begin

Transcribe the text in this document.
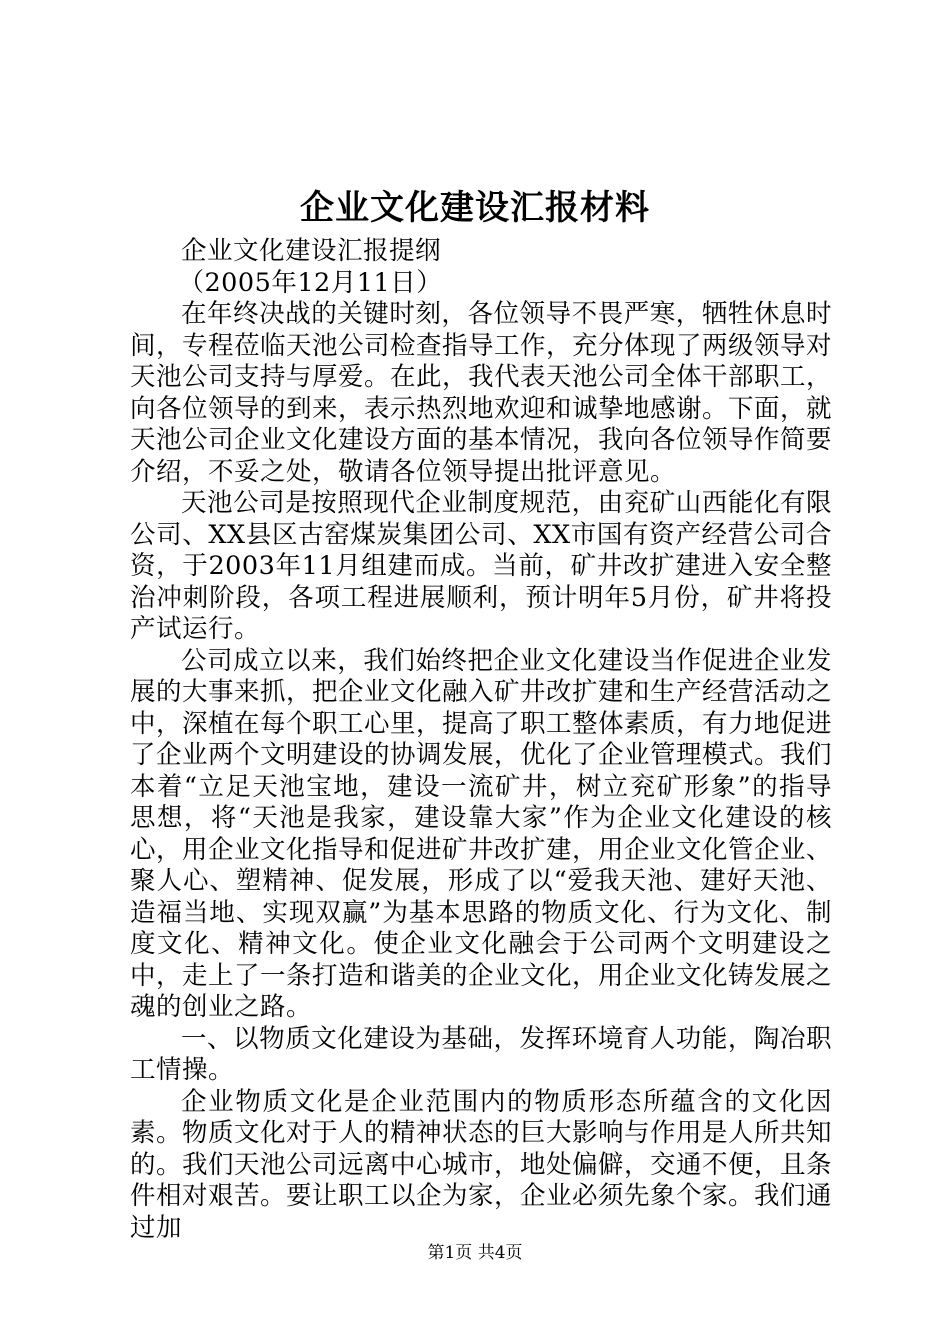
企业文化建设汇报材料

企业文化建设汇报提纲

（2005年12月11日）

在年终决战的关键时刻，各位领导不畏严寒，牺牲休息时间，专程莅临天池公司检查指导工作，充分体现了两级领导对天池公司支持与厚爱。在此，我代表天池公司全体干部职工，向各位领导的到来，表示热烈地欢迎和诚挚地感谢。下面，就天池公司企业文化建设方面的基本情况，我向各位领导作简要介绍，不妥之处，敬请各位领导提出批评意见。

天池公司是按照现代企业制度规范，由兖矿山西能化有限公司、XX县区古窑煤炭集团公司、XX市国有资产经营公司合资，于2003年11月组建而成。当前，矿井改扩建进入安全整治冲刺阶段，各项工程进展顺利，预计明年5月份，矿井将投产试运行。

公司成立以来，我们始终把企业文化建设当作促进企业发展的大事来抓，把企业文化融入矿井改扩建和生产经营活动之中，深植在每个职工心里，提高了职工整体素质，有力地促进了企业两个文明建设的协调发展，优化了企业管理模式。我们本着“立足天池宝地，建设一流矿井，树立兖矿形象”的指导思想，将“天池是我家，建设靠大家”作为企业文化建设的核心，用企业文化指导和促进矿井改扩建，用企业文化管企业、聚人心、塑精神、促发展，形成了以“爱我天池、建好天池、造福当地、实现双赢”为基本思路的物质文化、行为文化、制度文化、精神文化。使企业文化融会于公司两个文明建设之中，走上了一条打造和谐美的企业文化，用企业文化铸发展之魂的创业之路。

一、以物质文化建设为基础，发挥环境育人功能，陶冶职工情操。

企业物质文化是企业范围内的物质形态所蕴含的文化因素。物质文化对于人的精神状态的巨大影响与作用是人所共知的。我们天池公司远离中心城市，地处偏僻，交通不便，且条件相对艰苦。要让职工以企为家，企业必须先象个家。我们通过加

第1页 共4页
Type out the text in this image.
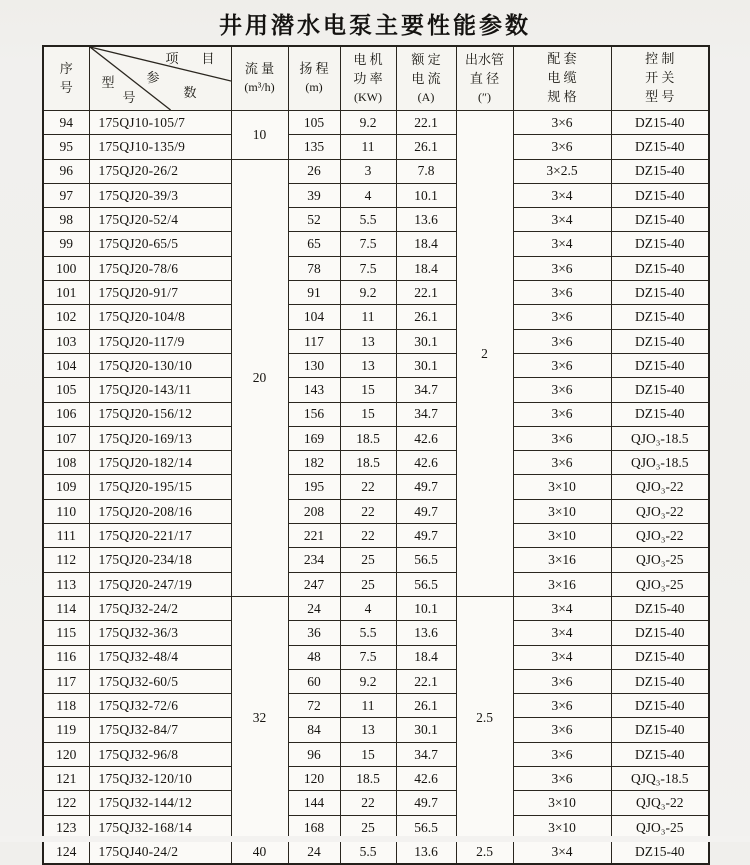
井用潜水电泵主要性能参数
序
号

项 目
参
数
型
号

流 量
(m³/h)

扬 程
(m)

电 机
功 率
(KW)

额 定
电 流
(A)

出水管
直 径
(″)

配 套
电 缆
规 格

控 制
开 关
型 号

94	175QJ10-105/7	10	105	9.2	22.1	2	3×6	DZ15-40
95	175QJ10-135/9		135	11	26.1		3×6	DZ15-40
96	175QJ20-26/2	20	26	3	7.8		3×2.5	DZ15-40
97	175QJ20-39/3		39	4	10.1		3×4	DZ15-40
98	175QJ20-52/4		52	5.5	13.6		3×4	DZ15-40
99	175QJ20-65/5		65	7.5	18.4		3×4	DZ15-40
100	175QJ20-78/6		78	7.5	18.4		3×6	DZ15-40
101	175QJ20-91/7		91	9.2	22.1		3×6	DZ15-40
102	175QJ20-104/8		104	11	26.1		3×6	DZ15-40
103	175QJ20-117/9		117	13	30.1		3×6	DZ15-40
104	175QJ20-130/10		130	13	30.1		3×6	DZ15-40
105	175QJ20-143/11		143	15	34.7		3×6	DZ15-40
106	175QJ20-156/12		156	15	34.7		3×6	DZ15-40
107	175QJ20-169/13		169	18.5	42.6		3×6	QJO₃-18.5
108	175QJ20-182/14		182	18.5	42.6		3×6	QJO₃-18.5
109	175QJ20-195/15		195	22	49.7		3×10	QJO₃-22
110	175QJ20-208/16		208	22	49.7		3×10	QJO₃-22
111	175QJ20-221/17		221	22	49.7		3×10	QJO₃-22
112	175QJ20-234/18		234	25	56.5		3×16	QJO₃-25
113	175QJ20-247/19		247	25	56.5		3×16	QJO₃-25
114	175QJ32-24/2	32	24	4	10.1	2.5	3×4	DZ15-40
115	175QJ32-36/3		36	5.5	13.6		3×4	DZ15-40
116	175QJ32-48/4		48	7.5	18.4		3×4	DZ15-40
117	175QJ32-60/5		60	9.2	22.1		3×6	DZ15-40
118	175QJ32-72/6		72	11	26.1		3×6	DZ15-40
119	175QJ32-84/7		84	13	30.1		3×6	DZ15-40
120	175QJ32-96/8		96	15	34.7		3×6	DZ15-40
121	175QJ32-120/10		120	18.5	42.6		3×6	QJQ₃-18.5
122	175QJ32-144/12		144	22	49.7		3×10	QJQ₃-22
123	175QJ32-168/14		168	25	56.5		3×10	QJO₃-25
124	175QJ40-24/2	40	24	5.5	13.6	2.5	3×4	DZ15-40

end

[WHAT YOU ARE ASKED TO DO] Copy out all the data without changing anything, and drop the pictures.

[TASK OUTPUT]
Transcribe the text in this document.
企业文化建设汇报材料

企业文化建设汇报提纲

（2005年12月11日）

在年终决战的关键时刻，各位领导不畏严寒，牺牲休息时间，专程莅临天池公司检查指导工作，充分体现了两级领导对天池公司支持与厚爱。在此，我代表天池公司全体干部职工，向各位领导的到来，表示热烈地欢迎和诚挚地感谢。下面，就天池公司企业文化建设方面的基本情况，我向各位领导作简要介绍，不妥之处，敬请各位领导提出批评意见。

天池公司是按照现代企业制度规范，由兖矿山西能化有限公司、XX县区古窑煤炭集团公司、XX市国有资产经营公司合资，于2003年11月组建而成。当前，矿井改扩建进入安全整治冲刺阶段，各项工程进展顺利，预计明年5月份，矿井将投产试运行。

公司成立以来，我们始终把企业文化建设当作促进企业发展的大事来抓，把企业文化融入矿井改扩建和生产经营活动之中，深植在每个职工心里，提高了职工整体素质，有力地促进了企业两个文明建设的协调发展，优化了企业管理模式。我们本着“立足天池宝地，建设一流矿井，树立兖矿形象”的指导思想，将“天池是我家，建设靠大家”作为企业文化建设的核心，用企业文化指导和促进矿井改扩建，用企业文化管企业、聚人心、塑精神、促发展，形成了以“爱我天池、建好天池、造福当地、实现双赢”为基本思路的物质文化、行为文化、制度文化、精神文化。使企业文化融会于公司两个文明建设之中，走上了一条打造和谐美的企业文化，用企业文化铸发展之魂的创业之路。

一、以物质文化建设为基础，发挥环境育人功能，陶冶职工情操。

企业物质文化是企业范围内的物质形态所蕴含的文化因素。物质文化对于人的精神状态的巨大影响与作用是人所共知的。我们天池公司远离中心城市，地处偏僻，交通不便，且条件相对艰苦。要让职工以企为家，企业必须先象个家。我们通过加

第1页 共4页
Type out the text in this image.
井用潜水电泵主要性能参数
序
号

项 目
参
数
型
号

流 量
(m³/h)

扬 程
(m)

电 机
功 率
(KW)

额 定
电 流
(A)

出水管
直 径
(″)

配 套
电 缆
规 格

控 制
开 关
型 号

94	175QJ10-105/7	10	105	9.2	22.1	2	3×6	DZ15-40
95	175QJ10-135/9		135	11	26.1		3×6	DZ15-40
96	175QJ20-26/2	20	26	3	7.8		3×2.5	DZ15-40
97	175QJ20-39/3		39	4	10.1		3×4	DZ15-40
98	175QJ20-52/4		52	5.5	13.6		3×4	DZ15-40
99	175QJ20-65/5		65	7.5	18.4		3×4	DZ15-40
100	175QJ20-78/6		78	7.5	18.4		3×6	DZ15-40
101	175QJ20-91/7		91	9.2	22.1		3×6	DZ15-40
102	175QJ20-104/8		104	11	26.1		3×6	DZ15-40
103	175QJ20-117/9		117	13	30.1		3×6	DZ15-40
104	175QJ20-130/10		130	13	30.1		3×6	DZ15-40
105	175QJ20-143/11		143	15	34.7		3×6	DZ15-40
106	175QJ20-156/12		156	15	34.7		3×6	DZ15-40
107	175QJ20-169/13		169	18.5	42.6		3×6	QJO₃-18.5
108	175QJ20-182/14		182	18.5	42.6		3×6	QJO₃-18.5
109	175QJ20-195/15		195	22	49.7		3×10	QJO₃-22
110	175QJ20-208/16		208	22	49.7		3×10	QJO₃-22
111	175QJ20-221/17		221	22	49.7		3×10	QJO₃-22
112	175QJ20-234/18		234	25	56.5		3×16	QJO₃-25
113	175QJ20-247/19		247	25	56.5		3×16	QJO₃-25
114	175QJ32-24/2	32	24	4	10.1	2.5	3×4	DZ15-40
115	175QJ32-36/3		36	5.5	13.6		3×4	DZ15-40
116	175QJ32-48/4		48	7.5	18.4		3×4	DZ15-40
117	175QJ32-60/5		60	9.2	22.1		3×6	DZ15-40
118	175QJ32-72/6		72	11	26.1		3×6	DZ15-40
119	175QJ32-84/7		84	13	30.1		3×6	DZ15-40
120	175QJ32-96/8		96	15	34.7		3×6	DZ15-40
121	175QJ32-120/10		120	18.5	42.6		3×6	QJQ₃-18.5
122	175QJ32-144/12		144	22	49.7		3×10	QJQ₃-22
123	175QJ32-168/14		168	25	56.5		3×10	QJO₃-25
124	175QJ40-24/2	40	24	5.5	13.6	2.5	3×4	DZ15-40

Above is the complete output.